(Data items)
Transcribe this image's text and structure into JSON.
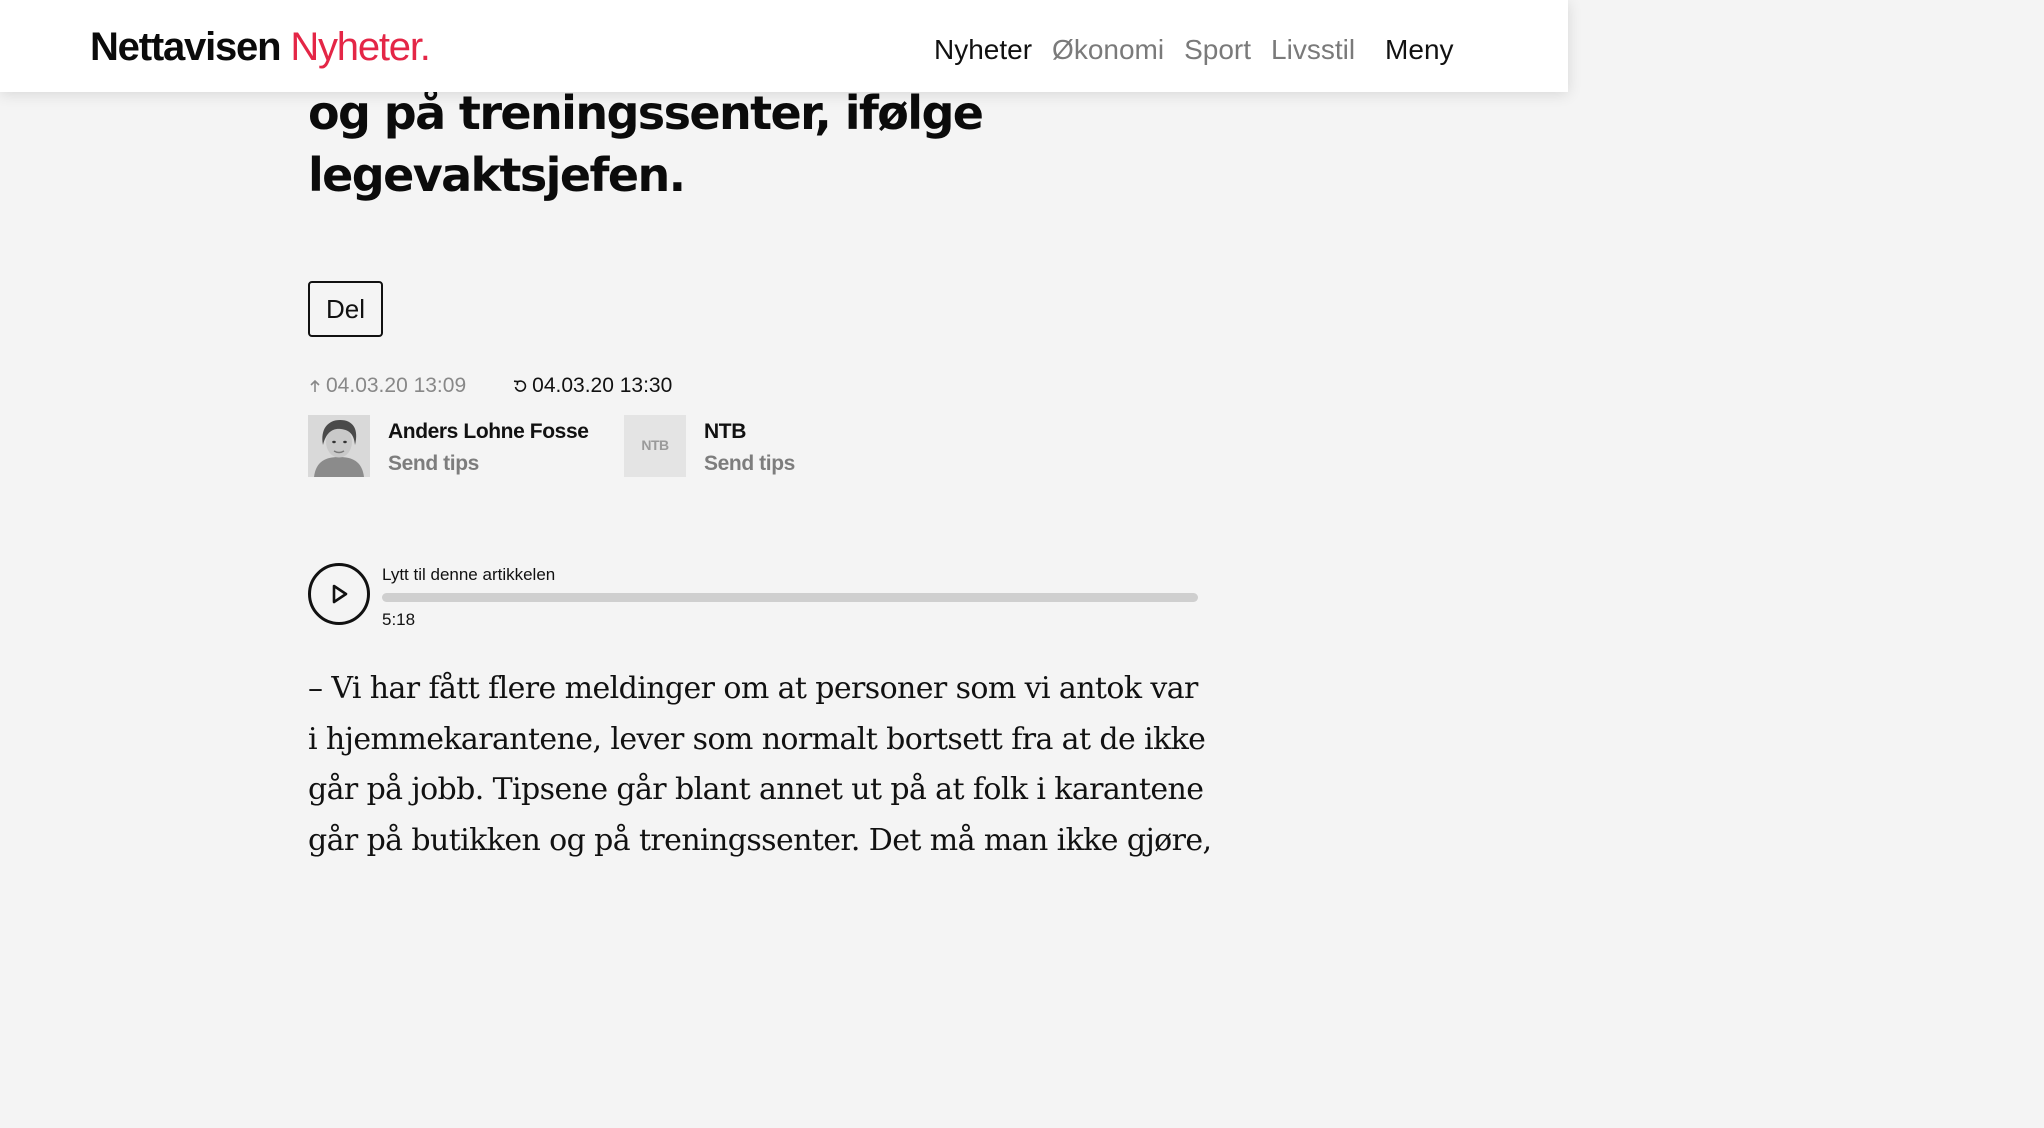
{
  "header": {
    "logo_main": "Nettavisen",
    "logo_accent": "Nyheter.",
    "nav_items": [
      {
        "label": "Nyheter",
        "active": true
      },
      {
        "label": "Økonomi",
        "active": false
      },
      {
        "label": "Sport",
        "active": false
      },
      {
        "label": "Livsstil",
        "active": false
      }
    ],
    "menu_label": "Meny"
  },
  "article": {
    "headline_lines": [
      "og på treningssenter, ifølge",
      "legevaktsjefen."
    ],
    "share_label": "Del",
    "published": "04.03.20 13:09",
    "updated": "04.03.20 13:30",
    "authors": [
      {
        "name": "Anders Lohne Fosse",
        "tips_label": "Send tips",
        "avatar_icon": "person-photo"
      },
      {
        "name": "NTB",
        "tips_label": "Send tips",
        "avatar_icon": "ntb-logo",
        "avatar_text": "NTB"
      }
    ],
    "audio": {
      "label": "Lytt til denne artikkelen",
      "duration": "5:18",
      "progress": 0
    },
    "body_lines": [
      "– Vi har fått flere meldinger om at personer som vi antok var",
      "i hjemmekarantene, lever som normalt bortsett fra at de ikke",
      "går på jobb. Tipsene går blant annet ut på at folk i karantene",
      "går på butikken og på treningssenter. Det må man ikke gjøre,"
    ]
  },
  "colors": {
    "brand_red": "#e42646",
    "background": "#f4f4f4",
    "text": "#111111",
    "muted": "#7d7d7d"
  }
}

YOUR OBJECTIVE ▸ Reproduce all of the material exactly, apart from the pictures.

TASK RESPONSE ▸
Transcribe this image's text and structure into JSON.
{
  "header": {
    "logo_main": "Nettavisen",
    "logo_accent": "Nyheter.",
    "nav_items": [
      {
        "label": "Nyheter",
        "active": true
      },
      {
        "label": "Økonomi",
        "active": false
      },
      {
        "label": "Sport",
        "active": false
      },
      {
        "label": "Livsstil",
        "active": false
      }
    ],
    "menu_label": "Meny"
  },
  "article": {
    "headline_lines": [
      "og på treningssenter, ifølge",
      "legevaktsjefen."
    ],
    "share_label": "Del",
    "published": "04.03.20 13:09",
    "updated": "04.03.20 13:30",
    "authors": [
      {
        "name": "Anders Lohne Fosse",
        "tips_label": "Send tips",
        "avatar_icon": "person-photo"
      },
      {
        "name": "NTB",
        "tips_label": "Send tips",
        "avatar_icon": "ntb-logo",
        "avatar_text": "NTB"
      }
    ],
    "audio": {
      "label": "Lytt til denne artikkelen",
      "duration": "5:18",
      "progress": 0
    },
    "body_lines": [
      "– Vi har fått flere meldinger om at personer som vi antok var",
      "i hjemmekarantene, lever som normalt bortsett fra at de ikke",
      "går på jobb. Tipsene går blant annet ut på at folk i karantene",
      "går på butikken og på treningssenter. Det må man ikke gjøre,"
    ]
  },
  "colors": {
    "brand_red": "#e42646",
    "background": "#f4f4f4",
    "text": "#111111",
    "muted": "#7d7d7d"
  }
}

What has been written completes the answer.